■ WHAT YOU NEED TO DO: Make an exact copy of all the records.

■ EXERCISE MATERIAL:
┄┄┄┄┄┄┄┄┄┄
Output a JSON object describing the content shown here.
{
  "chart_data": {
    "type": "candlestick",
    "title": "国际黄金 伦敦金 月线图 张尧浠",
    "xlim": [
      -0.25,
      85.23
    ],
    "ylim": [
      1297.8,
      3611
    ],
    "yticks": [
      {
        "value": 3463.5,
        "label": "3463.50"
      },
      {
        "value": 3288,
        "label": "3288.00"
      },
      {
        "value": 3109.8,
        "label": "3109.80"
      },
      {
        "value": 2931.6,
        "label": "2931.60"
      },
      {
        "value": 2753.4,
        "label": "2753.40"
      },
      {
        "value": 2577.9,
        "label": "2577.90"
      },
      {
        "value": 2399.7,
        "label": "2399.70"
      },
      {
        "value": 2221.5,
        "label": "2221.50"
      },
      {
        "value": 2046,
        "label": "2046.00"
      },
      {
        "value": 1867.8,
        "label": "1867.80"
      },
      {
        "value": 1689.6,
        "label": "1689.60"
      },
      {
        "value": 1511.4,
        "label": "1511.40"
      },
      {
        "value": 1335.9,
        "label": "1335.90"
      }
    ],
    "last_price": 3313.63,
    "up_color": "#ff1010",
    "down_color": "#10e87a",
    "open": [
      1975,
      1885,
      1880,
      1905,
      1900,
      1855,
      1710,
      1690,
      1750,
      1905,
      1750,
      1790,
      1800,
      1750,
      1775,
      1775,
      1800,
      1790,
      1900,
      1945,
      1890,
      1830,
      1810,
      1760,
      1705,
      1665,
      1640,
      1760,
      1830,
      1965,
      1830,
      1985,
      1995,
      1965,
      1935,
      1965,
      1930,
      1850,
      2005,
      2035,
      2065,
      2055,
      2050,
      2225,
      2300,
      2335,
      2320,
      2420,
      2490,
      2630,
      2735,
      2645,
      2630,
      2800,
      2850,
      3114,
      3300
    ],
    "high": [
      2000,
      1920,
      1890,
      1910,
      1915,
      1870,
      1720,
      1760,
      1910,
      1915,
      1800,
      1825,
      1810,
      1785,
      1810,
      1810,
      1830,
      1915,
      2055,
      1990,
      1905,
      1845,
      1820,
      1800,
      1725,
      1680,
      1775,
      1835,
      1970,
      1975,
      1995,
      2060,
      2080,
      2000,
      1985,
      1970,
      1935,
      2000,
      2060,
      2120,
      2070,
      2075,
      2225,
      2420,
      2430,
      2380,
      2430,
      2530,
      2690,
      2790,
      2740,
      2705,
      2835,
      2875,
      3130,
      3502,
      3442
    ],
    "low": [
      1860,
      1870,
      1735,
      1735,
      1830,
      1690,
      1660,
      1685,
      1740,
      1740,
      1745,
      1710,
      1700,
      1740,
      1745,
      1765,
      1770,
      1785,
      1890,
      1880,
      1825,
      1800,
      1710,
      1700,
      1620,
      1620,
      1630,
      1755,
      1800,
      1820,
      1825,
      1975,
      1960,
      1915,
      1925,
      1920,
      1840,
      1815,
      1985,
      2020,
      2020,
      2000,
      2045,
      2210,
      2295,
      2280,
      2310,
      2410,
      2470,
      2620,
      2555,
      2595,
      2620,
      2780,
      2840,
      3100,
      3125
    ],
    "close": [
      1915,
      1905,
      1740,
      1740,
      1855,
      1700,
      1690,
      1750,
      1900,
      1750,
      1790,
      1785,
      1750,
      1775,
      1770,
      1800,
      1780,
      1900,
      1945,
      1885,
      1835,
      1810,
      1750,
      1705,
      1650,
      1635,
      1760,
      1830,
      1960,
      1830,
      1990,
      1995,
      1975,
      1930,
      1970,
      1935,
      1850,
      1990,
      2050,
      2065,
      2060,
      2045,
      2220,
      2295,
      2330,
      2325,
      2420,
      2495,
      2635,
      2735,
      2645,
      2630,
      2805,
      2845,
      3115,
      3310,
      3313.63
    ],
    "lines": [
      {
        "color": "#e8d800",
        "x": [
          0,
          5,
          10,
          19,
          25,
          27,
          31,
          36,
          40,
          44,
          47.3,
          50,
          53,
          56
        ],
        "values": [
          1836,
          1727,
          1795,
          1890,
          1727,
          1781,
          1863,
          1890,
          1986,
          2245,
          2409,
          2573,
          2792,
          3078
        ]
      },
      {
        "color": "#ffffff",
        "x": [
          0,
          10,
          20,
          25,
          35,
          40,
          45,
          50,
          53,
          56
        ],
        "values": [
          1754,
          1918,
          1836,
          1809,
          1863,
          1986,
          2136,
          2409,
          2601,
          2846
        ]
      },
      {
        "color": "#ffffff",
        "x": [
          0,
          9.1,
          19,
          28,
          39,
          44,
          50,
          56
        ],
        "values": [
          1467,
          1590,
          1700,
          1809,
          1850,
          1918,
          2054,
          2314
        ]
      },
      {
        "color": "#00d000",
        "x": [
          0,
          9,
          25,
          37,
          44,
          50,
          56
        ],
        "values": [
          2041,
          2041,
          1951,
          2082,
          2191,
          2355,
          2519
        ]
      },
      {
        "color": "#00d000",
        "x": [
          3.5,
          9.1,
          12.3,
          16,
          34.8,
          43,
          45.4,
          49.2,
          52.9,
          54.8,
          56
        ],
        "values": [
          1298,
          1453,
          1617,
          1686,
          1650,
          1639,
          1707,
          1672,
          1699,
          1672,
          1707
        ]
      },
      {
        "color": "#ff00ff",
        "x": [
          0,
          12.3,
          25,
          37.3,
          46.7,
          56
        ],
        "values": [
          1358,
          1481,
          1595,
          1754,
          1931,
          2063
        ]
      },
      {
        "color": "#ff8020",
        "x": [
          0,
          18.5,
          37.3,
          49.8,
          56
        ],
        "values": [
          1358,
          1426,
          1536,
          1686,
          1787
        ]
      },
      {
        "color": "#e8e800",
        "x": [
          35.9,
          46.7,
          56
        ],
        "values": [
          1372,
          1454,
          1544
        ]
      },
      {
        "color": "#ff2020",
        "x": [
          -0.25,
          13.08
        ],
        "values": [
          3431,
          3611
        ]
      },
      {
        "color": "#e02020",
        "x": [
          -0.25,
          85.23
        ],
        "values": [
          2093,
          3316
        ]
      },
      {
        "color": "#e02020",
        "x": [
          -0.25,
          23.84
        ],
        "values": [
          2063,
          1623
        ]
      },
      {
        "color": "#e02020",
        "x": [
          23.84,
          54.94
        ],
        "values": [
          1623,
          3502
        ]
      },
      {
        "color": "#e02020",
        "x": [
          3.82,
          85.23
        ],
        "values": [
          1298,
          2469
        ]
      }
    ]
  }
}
┄┄┄┄┄┄┄┄┄┄
■ FINISHED ANSWER:
Output a JSON object describing the content shown here.
{
  "chart_data": {
    "type": "candlestick",
    "title": "国际黄金 伦敦金 月线图 张尧浠",
    "xlim": [
      -0.25,
      85.23
    ],
    "ylim": [
      1297.8,
      3611
    ],
    "yticks": [
      {
        "value": 3463.5,
        "label": "3463.50"
      },
      {
        "value": 3288,
        "label": "3288.00"
      },
      {
        "value": 3109.8,
        "label": "3109.80"
      },
      {
        "value": 2931.6,
        "label": "2931.60"
      },
      {
        "value": 2753.4,
        "label": "2753.40"
      },
      {
        "value": 2577.9,
        "label": "2577.90"
      },
      {
        "value": 2399.7,
        "label": "2399.70"
      },
      {
        "value": 2221.5,
        "label": "2221.50"
      },
      {
        "value": 2046,
        "label": "2046.00"
      },
      {
        "value": 1867.8,
        "label": "1867.80"
      },
      {
        "value": 1689.6,
        "label": "1689.60"
      },
      {
        "value": 1511.4,
        "label": "1511.40"
      },
      {
        "value": 1335.9,
        "label": "1335.90"
      }
    ],
    "last_price": 3313.63,
    "up_color": "#ff1010",
    "down_color": "#10e87a",
    "open": [
      1975,
      1885,
      1880,
      1905,
      1900,
      1855,
      1710,
      1690,
      1750,
      1905,
      1750,
      1790,
      1800,
      1750,
      1775,
      1775,
      1800,
      1790,
      1900,
      1945,
      1890,
      1830,
      1810,
      1760,
      1705,
      1665,
      1640,
      1760,
      1830,
      1965,
      1830,
      1985,
      1995,
      1965,
      1935,
      1965,
      1930,
      1850,
      2005,
      2035,
      2065,
      2055,
      2050,
      2225,
      2300,
      2335,
      2320,
      2420,
      2490,
      2630,
      2735,
      2645,
      2630,
      2800,
      2850,
      3114,
      3300
    ],
    "high": [
      2000,
      1920,
      1890,
      1910,
      1915,
      1870,
      1720,
      1760,
      1910,
      1915,
      1800,
      1825,
      1810,
      1785,
      1810,
      1810,
      1830,
      1915,
      2055,
      1990,
      1905,
      1845,
      1820,
      1800,
      1725,
      1680,
      1775,
      1835,
      1970,
      1975,
      1995,
      2060,
      2080,
      2000,
      1985,
      1970,
      1935,
      2000,
      2060,
      2120,
      2070,
      2075,
      2225,
      2420,
      2430,
      2380,
      2430,
      2530,
      2690,
      2790,
      2740,
      2705,
      2835,
      2875,
      3130,
      3502,
      3442
    ],
    "low": [
      1860,
      1870,
      1735,
      1735,
      1830,
      1690,
      1660,
      1685,
      1740,
      1740,
      1745,
      1710,
      1700,
      1740,
      1745,
      1765,
      1770,
      1785,
      1890,
      1880,
      1825,
      1800,
      1710,
      1700,
      1620,
      1620,
      1630,
      1755,
      1800,
      1820,
      1825,
      1975,
      1960,
      1915,
      1925,
      1920,
      1840,
      1815,
      1985,
      2020,
      2020,
      2000,
      2045,
      2210,
      2295,
      2280,
      2310,
      2410,
      2470,
      2620,
      2555,
      2595,
      2620,
      2780,
      2840,
      3100,
      3125
    ],
    "close": [
      1915,
      1905,
      1740,
      1740,
      1855,
      1700,
      1690,
      1750,
      1900,
      1750,
      1790,
      1785,
      1750,
      1775,
      1770,
      1800,
      1780,
      1900,
      1945,
      1885,
      1835,
      1810,
      1750,
      1705,
      1650,
      1635,
      1760,
      1830,
      1960,
      1830,
      1990,
      1995,
      1975,
      1930,
      1970,
      1935,
      1850,
      1990,
      2050,
      2065,
      2060,
      2045,
      2220,
      2295,
      2330,
      2325,
      2420,
      2495,
      2635,
      2735,
      2645,
      2630,
      2805,
      2845,
      3115,
      3310,
      3313.63
    ],
    "lines": [
      {
        "color": "#e8d800",
        "x": [
          0,
          5,
          10,
          19,
          25,
          27,
          31,
          36,
          40,
          44,
          47.3,
          50,
          53,
          56
        ],
        "values": [
          1836,
          1727,
          1795,
          1890,
          1727,
          1781,
          1863,
          1890,
          1986,
          2245,
          2409,
          2573,
          2792,
          3078
        ]
      },
      {
        "color": "#ffffff",
        "x": [
          0,
          10,
          20,
          25,
          35,
          40,
          45,
          50,
          53,
          56
        ],
        "values": [
          1754,
          1918,
          1836,
          1809,
          1863,
          1986,
          2136,
          2409,
          2601,
          2846
        ]
      },
      {
        "color": "#ffffff",
        "x": [
          0,
          9.1,
          19,
          28,
          39,
          44,
          50,
          56
        ],
        "values": [
          1467,
          1590,
          1700,
          1809,
          1850,
          1918,
          2054,
          2314
        ]
      },
      {
        "color": "#00d000",
        "x": [
          0,
          9,
          25,
          37,
          44,
          50,
          56
        ],
        "values": [
          2041,
          2041,
          1951,
          2082,
          2191,
          2355,
          2519
        ]
      },
      {
        "color": "#00d000",
        "x": [
          3.5,
          9.1,
          12.3,
          16,
          34.8,
          43,
          45.4,
          49.2,
          52.9,
          54.8,
          56
        ],
        "values": [
          1298,
          1453,
          1617,
          1686,
          1650,
          1639,
          1707,
          1672,
          1699,
          1672,
          1707
        ]
      },
      {
        "color": "#ff00ff",
        "x": [
          0,
          12.3,
          25,
          37.3,
          46.7,
          56
        ],
        "values": [
          1358,
          1481,
          1595,
          1754,
          1931,
          2063
        ]
      },
      {
        "color": "#ff8020",
        "x": [
          0,
          18.5,
          37.3,
          49.8,
          56
        ],
        "values": [
          1358,
          1426,
          1536,
          1686,
          1787
        ]
      },
      {
        "color": "#e8e800",
        "x": [
          35.9,
          46.7,
          56
        ],
        "values": [
          1372,
          1454,
          1544
        ]
      },
      {
        "color": "#ff2020",
        "x": [
          -0.25,
          13.08
        ],
        "values": [
          3431,
          3611
        ]
      },
      {
        "color": "#e02020",
        "x": [
          -0.25,
          85.23
        ],
        "values": [
          2093,
          3316
        ]
      },
      {
        "color": "#e02020",
        "x": [
          -0.25,
          23.84
        ],
        "values": [
          2063,
          1623
        ]
      },
      {
        "color": "#e02020",
        "x": [
          23.84,
          54.94
        ],
        "values": [
          1623,
          3502
        ]
      },
      {
        "color": "#e02020",
        "x": [
          3.82,
          85.23
        ],
        "values": [
          1298,
          2469
        ]
      }
    ]
  }
}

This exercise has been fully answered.